** Start of Available data **

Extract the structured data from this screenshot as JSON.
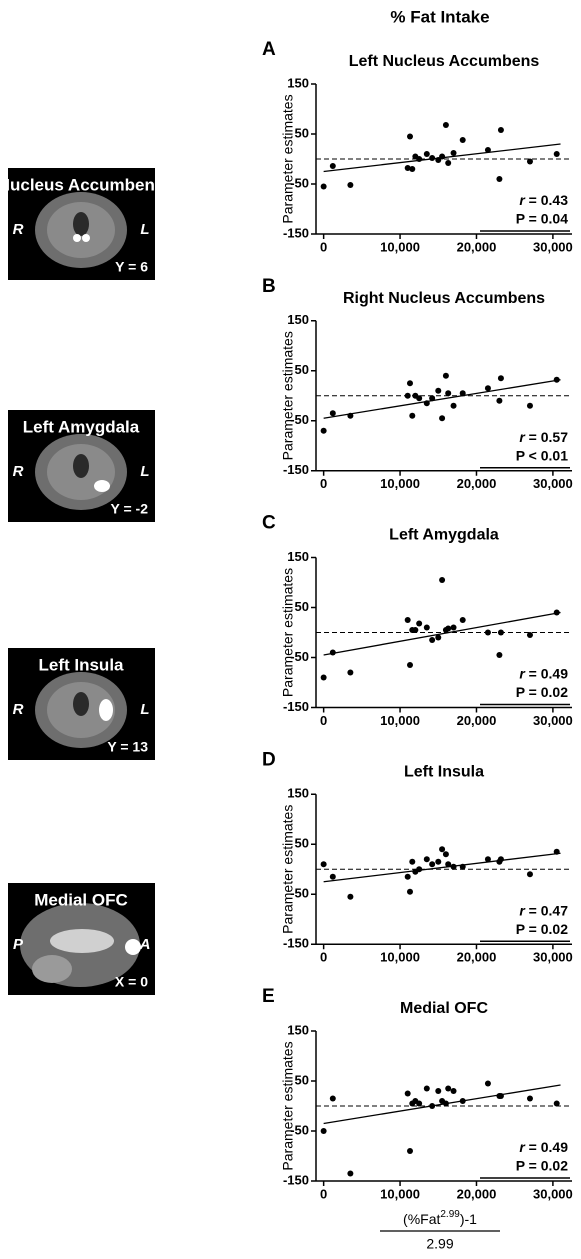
{
  "header": "% Fat Intake",
  "x_axis_label": {
    "numerator": [
      "(%Fat",
      "2.99",
      ")-1"
    ],
    "denominator": "2.99"
  },
  "brain_panels": [
    {
      "title": "Nucleus Accumbens",
      "left": "R",
      "right": "L",
      "coord": "Y = 6"
    },
    {
      "title": "Left Amygdala",
      "left": "R",
      "right": "L",
      "coord": "Y = -2"
    },
    {
      "title": "Left Insula",
      "left": "R",
      "right": "L",
      "coord": "Y = 13"
    },
    {
      "title": "Medial OFC",
      "left": "P",
      "right": "A",
      "coord": "X = 0"
    }
  ],
  "chart_data": [
    {
      "type": "scatter",
      "panel_letter": "A",
      "title": "Left Nucleus Accumbens",
      "ylabel": "Parameter estimates",
      "color": "#000000",
      "x": [
        0,
        1200,
        3500,
        11000,
        11300,
        11600,
        12000,
        12500,
        13500,
        14200,
        15000,
        15500,
        16000,
        16300,
        17000,
        18200,
        21500,
        23000,
        23200,
        27000,
        30500
      ],
      "values": [
        -55,
        -14,
        -52,
        -18,
        45,
        -20,
        5,
        0,
        10,
        2,
        -2,
        5,
        68,
        -8,
        12,
        38,
        18,
        -40,
        58,
        -5,
        10
      ],
      "fit": {
        "x": [
          0,
          31000
        ],
        "values": [
          -25,
          30
        ]
      },
      "reference_line": 0,
      "xlim": [
        -1000,
        32500
      ],
      "ylim": [
        -150,
        150
      ],
      "xticks": [
        0,
        {
          "value": 10000,
          "label": "10,000"
        },
        {
          "value": 20000,
          "label": "20,000"
        },
        {
          "value": 30000,
          "label": "30,000"
        }
      ],
      "yticks": [
        -150,
        -50,
        50,
        150
      ],
      "r_symbol": "r",
      "r_text": " = 0.43",
      "p_text": "P = 0.04"
    },
    {
      "type": "scatter",
      "panel_letter": "B",
      "title": "Right Nucleus Accumbens",
      "ylabel": "Parameter estimates",
      "color": "#000000",
      "x": [
        0,
        1200,
        3500,
        11000,
        11300,
        11600,
        12000,
        12500,
        13500,
        14200,
        15000,
        15500,
        16000,
        16300,
        17000,
        18200,
        21500,
        23000,
        23200,
        27000,
        30500
      ],
      "values": [
        -70,
        -35,
        -40,
        0,
        25,
        -40,
        0,
        -5,
        -15,
        -5,
        10,
        -45,
        40,
        5,
        -20,
        5,
        15,
        -10,
        35,
        -20,
        32
      ],
      "fit": {
        "x": [
          0,
          31000
        ],
        "values": [
          -45,
          32
        ]
      },
      "reference_line": 0,
      "xlim": [
        -1000,
        32500
      ],
      "ylim": [
        -150,
        150
      ],
      "xticks": [
        0,
        {
          "value": 10000,
          "label": "10,000"
        },
        {
          "value": 20000,
          "label": "20,000"
        },
        {
          "value": 30000,
          "label": "30,000"
        }
      ],
      "yticks": [
        -150,
        -50,
        50,
        150
      ],
      "r_symbol": "r",
      "r_text": " = 0.57",
      "p_text": "P < 0.01"
    },
    {
      "type": "scatter",
      "panel_letter": "C",
      "title": "Left Amygdala",
      "ylabel": "Parameter estimates",
      "color": "#000000",
      "x": [
        0,
        1200,
        3500,
        11000,
        11300,
        11600,
        12000,
        12500,
        13500,
        14200,
        15000,
        15500,
        16000,
        16300,
        17000,
        18200,
        21500,
        23000,
        23200,
        27000,
        30500
      ],
      "values": [
        -90,
        -40,
        -80,
        25,
        -65,
        5,
        5,
        18,
        10,
        -15,
        -10,
        105,
        5,
        8,
        10,
        25,
        0,
        -45,
        0,
        -5,
        40
      ],
      "fit": {
        "x": [
          0,
          31000
        ],
        "values": [
          -45,
          40
        ]
      },
      "reference_line": 0,
      "xlim": [
        -1000,
        32500
      ],
      "ylim": [
        -150,
        150
      ],
      "xticks": [
        0,
        {
          "value": 10000,
          "label": "10,000"
        },
        {
          "value": 20000,
          "label": "20,000"
        },
        {
          "value": 30000,
          "label": "30,000"
        }
      ],
      "yticks": [
        -150,
        -50,
        50,
        150
      ],
      "r_symbol": "r",
      "r_text": " = 0.49",
      "p_text": "P = 0.02"
    },
    {
      "type": "scatter",
      "panel_letter": "D",
      "title": "Left Insula",
      "ylabel": "Parameter estimates",
      "color": "#000000",
      "x": [
        0,
        1200,
        3500,
        11000,
        11300,
        11600,
        12000,
        12500,
        13500,
        14200,
        15000,
        15500,
        16000,
        16300,
        17000,
        18200,
        21500,
        23000,
        23200,
        27000,
        30500
      ],
      "values": [
        10,
        -15,
        -55,
        -15,
        -45,
        15,
        -5,
        0,
        20,
        10,
        15,
        40,
        30,
        10,
        5,
        5,
        20,
        15,
        20,
        -10,
        35
      ],
      "fit": {
        "x": [
          0,
          31000
        ],
        "values": [
          -25,
          32
        ]
      },
      "reference_line": 0,
      "xlim": [
        -1000,
        32500
      ],
      "ylim": [
        -150,
        150
      ],
      "xticks": [
        0,
        {
          "value": 10000,
          "label": "10,000"
        },
        {
          "value": 20000,
          "label": "20,000"
        },
        {
          "value": 30000,
          "label": "30,000"
        }
      ],
      "yticks": [
        -150,
        -50,
        50,
        150
      ],
      "r_symbol": "r",
      "r_text": " = 0.47",
      "p_text": "P = 0.02"
    },
    {
      "type": "scatter",
      "panel_letter": "E",
      "title": "Medial OFC",
      "ylabel": "Parameter estimates",
      "color": "#000000",
      "x": [
        0,
        1200,
        3500,
        11000,
        11300,
        11600,
        12000,
        12500,
        13500,
        14200,
        15000,
        15500,
        16000,
        16300,
        17000,
        18200,
        21500,
        23000,
        23200,
        27000,
        30500
      ],
      "values": [
        -50,
        15,
        -135,
        25,
        -90,
        5,
        10,
        5,
        35,
        0,
        30,
        10,
        5,
        35,
        30,
        10,
        45,
        20,
        20,
        15,
        5
      ],
      "fit": {
        "x": [
          0,
          31000
        ],
        "values": [
          -35,
          42
        ]
      },
      "reference_line": 0,
      "xlim": [
        -1000,
        32500
      ],
      "ylim": [
        -150,
        150
      ],
      "xticks": [
        0,
        {
          "value": 10000,
          "label": "10,000"
        },
        {
          "value": 20000,
          "label": "20,000"
        },
        {
          "value": 30000,
          "label": "30,000"
        }
      ],
      "yticks": [
        -150,
        -50,
        50,
        150
      ],
      "r_symbol": "r",
      "r_text": " = 0.49",
      "p_text": "P = 0.02"
    }
  ]
}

** End of Available data **

Each line of the data should be quoted exactly, with pictures left out.

● **Task result**:
Extract the structured data from this screenshot as JSON.
{
  "header": "% Fat Intake",
  "x_axis_label": {
    "numerator": [
      "(%Fat",
      "2.99",
      ")-1"
    ],
    "denominator": "2.99"
  },
  "brain_panels": [
    {
      "title": "Nucleus Accumbens",
      "left": "R",
      "right": "L",
      "coord": "Y = 6"
    },
    {
      "title": "Left Amygdala",
      "left": "R",
      "right": "L",
      "coord": "Y = -2"
    },
    {
      "title": "Left Insula",
      "left": "R",
      "right": "L",
      "coord": "Y = 13"
    },
    {
      "title": "Medial OFC",
      "left": "P",
      "right": "A",
      "coord": "X = 0"
    }
  ],
  "chart_data": [
    {
      "type": "scatter",
      "panel_letter": "A",
      "title": "Left Nucleus Accumbens",
      "ylabel": "Parameter estimates",
      "color": "#000000",
      "x": [
        0,
        1200,
        3500,
        11000,
        11300,
        11600,
        12000,
        12500,
        13500,
        14200,
        15000,
        15500,
        16000,
        16300,
        17000,
        18200,
        21500,
        23000,
        23200,
        27000,
        30500
      ],
      "values": [
        -55,
        -14,
        -52,
        -18,
        45,
        -20,
        5,
        0,
        10,
        2,
        -2,
        5,
        68,
        -8,
        12,
        38,
        18,
        -40,
        58,
        -5,
        10
      ],
      "fit": {
        "x": [
          0,
          31000
        ],
        "values": [
          -25,
          30
        ]
      },
      "reference_line": 0,
      "xlim": [
        -1000,
        32500
      ],
      "ylim": [
        -150,
        150
      ],
      "xticks": [
        0,
        {
          "value": 10000,
          "label": "10,000"
        },
        {
          "value": 20000,
          "label": "20,000"
        },
        {
          "value": 30000,
          "label": "30,000"
        }
      ],
      "yticks": [
        -150,
        -50,
        50,
        150
      ],
      "r_symbol": "r",
      "r_text": " = 0.43",
      "p_text": "P = 0.04"
    },
    {
      "type": "scatter",
      "panel_letter": "B",
      "title": "Right Nucleus Accumbens",
      "ylabel": "Parameter estimates",
      "color": "#000000",
      "x": [
        0,
        1200,
        3500,
        11000,
        11300,
        11600,
        12000,
        12500,
        13500,
        14200,
        15000,
        15500,
        16000,
        16300,
        17000,
        18200,
        21500,
        23000,
        23200,
        27000,
        30500
      ],
      "values": [
        -70,
        -35,
        -40,
        0,
        25,
        -40,
        0,
        -5,
        -15,
        -5,
        10,
        -45,
        40,
        5,
        -20,
        5,
        15,
        -10,
        35,
        -20,
        32
      ],
      "fit": {
        "x": [
          0,
          31000
        ],
        "values": [
          -45,
          32
        ]
      },
      "reference_line": 0,
      "xlim": [
        -1000,
        32500
      ],
      "ylim": [
        -150,
        150
      ],
      "xticks": [
        0,
        {
          "value": 10000,
          "label": "10,000"
        },
        {
          "value": 20000,
          "label": "20,000"
        },
        {
          "value": 30000,
          "label": "30,000"
        }
      ],
      "yticks": [
        -150,
        -50,
        50,
        150
      ],
      "r_symbol": "r",
      "r_text": " = 0.57",
      "p_text": "P < 0.01"
    },
    {
      "type": "scatter",
      "panel_letter": "C",
      "title": "Left Amygdala",
      "ylabel": "Parameter estimates",
      "color": "#000000",
      "x": [
        0,
        1200,
        3500,
        11000,
        11300,
        11600,
        12000,
        12500,
        13500,
        14200,
        15000,
        15500,
        16000,
        16300,
        17000,
        18200,
        21500,
        23000,
        23200,
        27000,
        30500
      ],
      "values": [
        -90,
        -40,
        -80,
        25,
        -65,
        5,
        5,
        18,
        10,
        -15,
        -10,
        105,
        5,
        8,
        10,
        25,
        0,
        -45,
        0,
        -5,
        40
      ],
      "fit": {
        "x": [
          0,
          31000
        ],
        "values": [
          -45,
          40
        ]
      },
      "reference_line": 0,
      "xlim": [
        -1000,
        32500
      ],
      "ylim": [
        -150,
        150
      ],
      "xticks": [
        0,
        {
          "value": 10000,
          "label": "10,000"
        },
        {
          "value": 20000,
          "label": "20,000"
        },
        {
          "value": 30000,
          "label": "30,000"
        }
      ],
      "yticks": [
        -150,
        -50,
        50,
        150
      ],
      "r_symbol": "r",
      "r_text": " = 0.49",
      "p_text": "P = 0.02"
    },
    {
      "type": "scatter",
      "panel_letter": "D",
      "title": "Left Insula",
      "ylabel": "Parameter estimates",
      "color": "#000000",
      "x": [
        0,
        1200,
        3500,
        11000,
        11300,
        11600,
        12000,
        12500,
        13500,
        14200,
        15000,
        15500,
        16000,
        16300,
        17000,
        18200,
        21500,
        23000,
        23200,
        27000,
        30500
      ],
      "values": [
        10,
        -15,
        -55,
        -15,
        -45,
        15,
        -5,
        0,
        20,
        10,
        15,
        40,
        30,
        10,
        5,
        5,
        20,
        15,
        20,
        -10,
        35
      ],
      "fit": {
        "x": [
          0,
          31000
        ],
        "values": [
          -25,
          32
        ]
      },
      "reference_line": 0,
      "xlim": [
        -1000,
        32500
      ],
      "ylim": [
        -150,
        150
      ],
      "xticks": [
        0,
        {
          "value": 10000,
          "label": "10,000"
        },
        {
          "value": 20000,
          "label": "20,000"
        },
        {
          "value": 30000,
          "label": "30,000"
        }
      ],
      "yticks": [
        -150,
        -50,
        50,
        150
      ],
      "r_symbol": "r",
      "r_text": " = 0.47",
      "p_text": "P = 0.02"
    },
    {
      "type": "scatter",
      "panel_letter": "E",
      "title": "Medial OFC",
      "ylabel": "Parameter estimates",
      "color": "#000000",
      "x": [
        0,
        1200,
        3500,
        11000,
        11300,
        11600,
        12000,
        12500,
        13500,
        14200,
        15000,
        15500,
        16000,
        16300,
        17000,
        18200,
        21500,
        23000,
        23200,
        27000,
        30500
      ],
      "values": [
        -50,
        15,
        -135,
        25,
        -90,
        5,
        10,
        5,
        35,
        0,
        30,
        10,
        5,
        35,
        30,
        10,
        45,
        20,
        20,
        15,
        5
      ],
      "fit": {
        "x": [
          0,
          31000
        ],
        "values": [
          -35,
          42
        ]
      },
      "reference_line": 0,
      "xlim": [
        -1000,
        32500
      ],
      "ylim": [
        -150,
        150
      ],
      "xticks": [
        0,
        {
          "value": 10000,
          "label": "10,000"
        },
        {
          "value": 20000,
          "label": "20,000"
        },
        {
          "value": 30000,
          "label": "30,000"
        }
      ],
      "yticks": [
        -150,
        -50,
        50,
        150
      ],
      "r_symbol": "r",
      "r_text": " = 0.49",
      "p_text": "P = 0.02"
    }
  ]
}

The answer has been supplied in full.